__Given problem__
Give the records back in full, exactly as they read.

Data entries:
[START]

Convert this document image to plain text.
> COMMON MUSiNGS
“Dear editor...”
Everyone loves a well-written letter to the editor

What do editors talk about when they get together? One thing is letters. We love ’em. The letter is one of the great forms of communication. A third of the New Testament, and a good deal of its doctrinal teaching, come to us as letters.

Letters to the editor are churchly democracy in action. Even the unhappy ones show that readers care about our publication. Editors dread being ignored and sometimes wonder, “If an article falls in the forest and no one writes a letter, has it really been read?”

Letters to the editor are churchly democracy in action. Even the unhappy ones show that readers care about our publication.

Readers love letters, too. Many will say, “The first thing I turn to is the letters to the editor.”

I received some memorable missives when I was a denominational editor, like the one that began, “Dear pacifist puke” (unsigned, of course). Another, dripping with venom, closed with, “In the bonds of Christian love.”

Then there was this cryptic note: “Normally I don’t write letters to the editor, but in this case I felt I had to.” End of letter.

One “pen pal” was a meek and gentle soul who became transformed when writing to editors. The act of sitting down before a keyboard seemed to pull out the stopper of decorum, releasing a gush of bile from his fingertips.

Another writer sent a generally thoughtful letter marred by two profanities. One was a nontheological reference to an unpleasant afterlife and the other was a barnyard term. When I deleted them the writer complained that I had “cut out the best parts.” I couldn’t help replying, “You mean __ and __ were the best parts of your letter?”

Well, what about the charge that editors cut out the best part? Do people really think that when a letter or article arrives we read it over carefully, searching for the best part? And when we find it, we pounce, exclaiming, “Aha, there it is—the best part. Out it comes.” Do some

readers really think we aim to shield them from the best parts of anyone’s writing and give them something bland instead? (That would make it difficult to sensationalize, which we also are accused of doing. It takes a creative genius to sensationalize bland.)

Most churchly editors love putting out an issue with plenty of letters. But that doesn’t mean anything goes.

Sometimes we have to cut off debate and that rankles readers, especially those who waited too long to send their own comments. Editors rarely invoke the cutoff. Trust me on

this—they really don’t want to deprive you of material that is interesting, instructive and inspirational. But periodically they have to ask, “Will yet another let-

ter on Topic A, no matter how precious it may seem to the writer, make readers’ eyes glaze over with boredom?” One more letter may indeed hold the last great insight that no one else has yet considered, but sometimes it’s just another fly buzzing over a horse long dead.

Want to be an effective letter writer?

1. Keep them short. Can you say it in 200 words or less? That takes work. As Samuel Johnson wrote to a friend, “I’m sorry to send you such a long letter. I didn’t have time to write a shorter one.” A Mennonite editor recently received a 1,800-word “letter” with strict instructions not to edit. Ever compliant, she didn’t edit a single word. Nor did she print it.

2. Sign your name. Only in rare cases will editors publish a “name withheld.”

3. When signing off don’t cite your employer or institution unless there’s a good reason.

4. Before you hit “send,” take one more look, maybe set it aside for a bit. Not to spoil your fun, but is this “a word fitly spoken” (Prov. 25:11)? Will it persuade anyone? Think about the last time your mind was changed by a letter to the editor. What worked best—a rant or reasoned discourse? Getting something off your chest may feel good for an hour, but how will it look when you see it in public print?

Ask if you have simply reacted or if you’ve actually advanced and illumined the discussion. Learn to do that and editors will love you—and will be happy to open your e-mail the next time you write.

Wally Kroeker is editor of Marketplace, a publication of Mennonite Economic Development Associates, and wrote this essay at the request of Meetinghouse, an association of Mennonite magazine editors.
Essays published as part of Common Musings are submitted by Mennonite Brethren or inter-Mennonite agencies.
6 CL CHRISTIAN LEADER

[END]

__Correct result__
Convert this document image to plain text.
> COMMON MUSiNGS
“Dear editor...”
Everyone loves a well-written letter to the editor

What do editors talk about when they get together? One thing is letters. We love ’em. The letter is one of the great forms of communication. A third of the New Testament, and a good deal of its doctrinal teaching, come to us as letters.

Letters to the editor are churchly democracy in action. Even the unhappy ones show that readers care about our publication. Editors dread being ignored and sometimes wonder, “If an article falls in the forest and no one writes a letter, has it really been read?”

Letters to the editor are churchly democracy in action. Even the unhappy ones show that readers care about our publication.

Readers love letters, too. Many will say, “The first thing I turn to is the letters to the editor.”

I received some memorable missives when I was a denominational editor, like the one that began, “Dear pacifist puke” (unsigned, of course). Another, dripping with venom, closed with, “In the bonds of Christian love.”

Then there was this cryptic note: “Normally I don’t write letters to the editor, but in this case I felt I had to.” End of letter.

One “pen pal” was a meek and gentle soul who became transformed when writing to editors. The act of sitting down before a keyboard seemed to pull out the stopper of decorum, releasing a gush of bile from his fingertips.

Another writer sent a generally thoughtful letter marred by two profanities. One was a nontheological reference to an unpleasant afterlife and the other was a barnyard term. When I deleted them the writer complained that I had “cut out the best parts.” I couldn’t help replying, “You mean __ and __ were the best parts of your letter?”

Well, what about the charge that editors cut out the best part? Do people really think that when a letter or article arrives we read it over carefully, searching for the best part? And when we find it, we pounce, exclaiming, “Aha, there it is—the best part. Out it comes.” Do some

readers really think we aim to shield them from the best parts of anyone’s writing and give them something bland instead? (That would make it difficult to sensationalize, which we also are accused of doing. It takes a creative genius to sensationalize bland.)

Most churchly editors love putting out an issue with plenty of letters. But that doesn’t mean anything goes.

Sometimes we have to cut off debate and that rankles readers, especially those who waited too long to send their own comments. Editors rarely invoke the cutoff. Trust me on

this—they really don’t want to deprive you of material that is interesting, instructive and inspirational. But periodically they have to ask, “Will yet another let-

ter on Topic A, no matter how precious it may seem to the writer, make readers’ eyes glaze over with boredom?” One more letter may indeed hold the last great insight that no one else has yet considered, but sometimes it’s just another fly buzzing over a horse long dead.

Want to be an effective letter writer?

1. Keep them short. Can you say it in 200 words or less? That takes work. As Samuel Johnson wrote to a friend, “I’m sorry to send you such a long letter. I didn’t have time to write a shorter one.” A Mennonite editor recently received a 1,800-word “letter” with strict instructions not to edit. Ever compliant, she didn’t edit a single word. Nor did she print it.

2. Sign your name. Only in rare cases will editors publish a “name withheld.”

3. When signing off don’t cite your employer or institution unless there’s a good reason.

4. Before you hit “send,” take one more look, maybe set it aside for a bit. Not to spoil your fun, but is this “a word fitly spoken” (Prov. 25:11)? Will it persuade anyone? Think about the last time your mind was changed by a letter to the editor. What worked best—a rant or reasoned discourse? Getting something off your chest may feel good for an hour, but how will it look when you see it in public print?

Ask if you have simply reacted or if you’ve actually advanced and illumined the discussion. Learn to do that and editors will love you—and will be happy to open your e-mail the next time you write.

Wally Kroeker is editor of Marketplace, a publication of Mennonite Economic Development Associates, and wrote this essay at the request of Meetinghouse, an association of Mennonite magazine editors.
Essays published as part of Common Musings are submitted by Mennonite Brethren or inter-Mennonite agencies.
6 CL CHRISTIAN LEADER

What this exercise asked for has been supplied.